北半球諸国では、2023年産冬小麦の作付けが進んでいる。投入資材価格に対する懸念から、世界の作付け予想に不確実性が生じているが、作物価格の上昇で平均を上回る面積を維持することができるかもしれない。米国では、冬小麦の作付けが急ピッチで進み、11月中旬にほぼ終えた。現在、冬小麦の約4分の3の面積が干ばつの影響を受けており、グレートプレーンズ(中西部の平原)南部では来年初めまで乾燥状態が続くと予測されているが、その他の地域では多少の改善が期待される。欧州連合では、冬小麦の播種が概ね良好な気象条件の下で行われており、作物の初期生育は問題ない。しかし、イタリア北部の一部など、年初に降雨不足となった一部の地域では、降雨量の増加が望まれている。ウクライナでは、戦争によって畑へのアクセスが制限され、深刻な投入資材不足が続いているため、小麦の作付けが過去5年平均より40%減少すると予想されている。ロシア連邦では、豊富な雨量が圃場準備を妨げ、また国内価格が相対的に低いことから、冬小麦の作付け面積が昨年より減少し、平均に近い水準になると予測される。アジアでは、中国(本土)およびインドで、政府により小麦の最低支援価格が引き上げられ、高い国内価格により小麦の作付けが平均を上回っていると見られる。パキスタンで6月から8月にかけて発生した大規模な洪水の影響で、通常12月までに作付けが完了する小麦の作付面積が減少する可能性がある。
南半球の国々では、2023年の粗粒穀物の播種が始まっている。ブラジルでは、国内価格の高騰とシーズン初めの好天に支えられ、トウモロコシの作付面積は過去最高になるとの公式予測が発表された。南アフリカでは、暫定的な作付計画によれば、トウモロコシの作付面積は昨年より緩やかに減少するが、平均を上回る水準にとどまるものと思われる。南アフリカおよび近隣諸国の天候は、これまでのところ良好であり、作物の早期生育を支えている。
2022/23年の世界の穀物利用率は27億7,700万トンと予測され、11月の予想とほぼ変わらず、2021/22年から0.7%(2,100万トン)減少すると指摘されている。2022/23年の粗粒穀物の総利用率の予測は、11月の前回予測からわずか(120万トン)下げて1億8,400万トンとなり、前シーズンから1.3%減少する見込みである。この減少の主な要因は、トウモロコシを中心とした飼料用大麦、ソルガム、およびトウモロコシの工業用用途が縮小すると予想されるためだ。2022/23年の世界の小麦利用率の予測は、先月と変わらず7億7,500万トンで、2021/22年の水準からわずかな増加(0.2%)を示唆している。これは、飼料用と、量としては少ないが、その他の用途の減少が予想されるのに対し、食用小麦の利用が増加すると予測されているからである。2022/23年の世界のコメの利用量は、11月時点より約60万トン多い5億1,900万トンと予測されるが、2021/22年のピーク時から0.6%減少している。

バウンディングボックス予測データ
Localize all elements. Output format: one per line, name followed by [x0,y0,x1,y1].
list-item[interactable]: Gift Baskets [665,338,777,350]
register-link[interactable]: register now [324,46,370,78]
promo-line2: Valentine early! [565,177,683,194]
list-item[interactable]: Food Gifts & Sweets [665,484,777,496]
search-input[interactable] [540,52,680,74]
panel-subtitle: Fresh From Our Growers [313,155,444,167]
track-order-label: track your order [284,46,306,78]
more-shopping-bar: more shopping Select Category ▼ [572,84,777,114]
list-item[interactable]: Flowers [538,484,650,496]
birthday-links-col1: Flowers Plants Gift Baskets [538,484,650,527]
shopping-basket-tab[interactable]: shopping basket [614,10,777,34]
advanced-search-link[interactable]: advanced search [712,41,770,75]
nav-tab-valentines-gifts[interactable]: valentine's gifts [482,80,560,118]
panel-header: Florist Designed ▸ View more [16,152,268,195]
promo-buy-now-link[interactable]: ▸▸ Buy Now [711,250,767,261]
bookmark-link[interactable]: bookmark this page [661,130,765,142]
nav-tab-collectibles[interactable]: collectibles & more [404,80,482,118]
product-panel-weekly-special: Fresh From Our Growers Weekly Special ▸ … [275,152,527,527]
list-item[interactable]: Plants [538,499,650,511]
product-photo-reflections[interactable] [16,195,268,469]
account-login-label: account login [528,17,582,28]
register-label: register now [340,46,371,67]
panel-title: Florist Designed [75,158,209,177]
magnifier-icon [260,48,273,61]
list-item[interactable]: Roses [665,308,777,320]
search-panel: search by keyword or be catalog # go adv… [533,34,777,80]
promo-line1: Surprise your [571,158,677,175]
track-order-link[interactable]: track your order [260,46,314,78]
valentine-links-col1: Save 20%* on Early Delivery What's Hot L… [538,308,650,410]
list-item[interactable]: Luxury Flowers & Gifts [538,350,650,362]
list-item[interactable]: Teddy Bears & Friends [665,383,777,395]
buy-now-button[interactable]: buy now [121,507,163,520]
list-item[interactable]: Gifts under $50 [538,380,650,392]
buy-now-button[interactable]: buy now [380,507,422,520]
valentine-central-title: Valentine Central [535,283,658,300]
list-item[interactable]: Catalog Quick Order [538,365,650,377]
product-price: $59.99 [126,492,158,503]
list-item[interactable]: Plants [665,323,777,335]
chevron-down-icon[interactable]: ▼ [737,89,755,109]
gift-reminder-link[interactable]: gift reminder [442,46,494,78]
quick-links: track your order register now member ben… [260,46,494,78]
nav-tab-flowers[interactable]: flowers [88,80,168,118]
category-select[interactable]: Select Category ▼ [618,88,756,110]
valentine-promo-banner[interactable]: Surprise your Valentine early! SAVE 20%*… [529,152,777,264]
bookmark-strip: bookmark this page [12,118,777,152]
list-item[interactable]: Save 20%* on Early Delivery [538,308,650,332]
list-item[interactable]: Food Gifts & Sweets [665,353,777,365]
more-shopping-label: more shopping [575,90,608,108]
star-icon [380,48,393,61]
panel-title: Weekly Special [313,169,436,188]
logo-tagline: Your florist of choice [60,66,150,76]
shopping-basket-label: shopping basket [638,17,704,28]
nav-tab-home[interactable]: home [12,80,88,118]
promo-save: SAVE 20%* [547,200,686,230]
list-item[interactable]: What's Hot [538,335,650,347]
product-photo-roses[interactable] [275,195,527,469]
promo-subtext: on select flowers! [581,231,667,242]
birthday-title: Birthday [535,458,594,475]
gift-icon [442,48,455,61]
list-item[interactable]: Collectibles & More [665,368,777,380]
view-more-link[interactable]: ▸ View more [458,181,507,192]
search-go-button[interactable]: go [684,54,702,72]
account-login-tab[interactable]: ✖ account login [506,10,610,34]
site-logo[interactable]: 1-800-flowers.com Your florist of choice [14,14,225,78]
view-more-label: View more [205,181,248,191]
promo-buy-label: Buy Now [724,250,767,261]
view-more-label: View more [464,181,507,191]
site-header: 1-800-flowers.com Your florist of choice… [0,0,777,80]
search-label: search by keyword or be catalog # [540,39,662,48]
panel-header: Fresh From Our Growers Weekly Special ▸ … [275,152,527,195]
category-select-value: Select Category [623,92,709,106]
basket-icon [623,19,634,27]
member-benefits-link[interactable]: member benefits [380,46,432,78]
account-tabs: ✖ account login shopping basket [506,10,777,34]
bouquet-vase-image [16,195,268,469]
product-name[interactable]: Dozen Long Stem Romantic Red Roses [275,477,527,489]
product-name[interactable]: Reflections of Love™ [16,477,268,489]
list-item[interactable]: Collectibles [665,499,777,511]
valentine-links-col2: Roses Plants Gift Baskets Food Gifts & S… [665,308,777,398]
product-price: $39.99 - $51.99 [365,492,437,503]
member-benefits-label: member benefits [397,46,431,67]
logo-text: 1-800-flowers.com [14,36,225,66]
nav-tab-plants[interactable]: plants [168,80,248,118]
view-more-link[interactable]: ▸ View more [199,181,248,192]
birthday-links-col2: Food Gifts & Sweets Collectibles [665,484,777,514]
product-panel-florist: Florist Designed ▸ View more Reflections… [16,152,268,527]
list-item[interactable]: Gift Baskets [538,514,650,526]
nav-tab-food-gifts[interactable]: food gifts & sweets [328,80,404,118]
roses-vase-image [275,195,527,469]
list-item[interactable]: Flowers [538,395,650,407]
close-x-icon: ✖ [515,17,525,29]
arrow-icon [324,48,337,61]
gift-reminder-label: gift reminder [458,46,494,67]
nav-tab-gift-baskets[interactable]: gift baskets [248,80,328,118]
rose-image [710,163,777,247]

## 作業内容
穀物生産に関する文章のうち、「南半球の国々では、2023年」から始まり「作物の早期生育を支えている。」までの部分を、「トウモロコシ」を「メイズ」に変えて書き直しなさい。

## 記述解答
南半球の国々では、2023年の粗粒穀物の播種が始まっている。ブラジルでは、国内価格の高騰とシーズン初めの好天に支えられ、メイズの作付面積は過去最高になるとの公式予測が発表された。南アフリカでは、暫定的な作付計画によれば、メイズの作付面積は昨年より緩やかに減少するが、平均を上回る水準にとどまるものと思われる。南アフリカおよび近隣諸国の天候は、これまでのところ良好であり、作物の早期生育を支えている。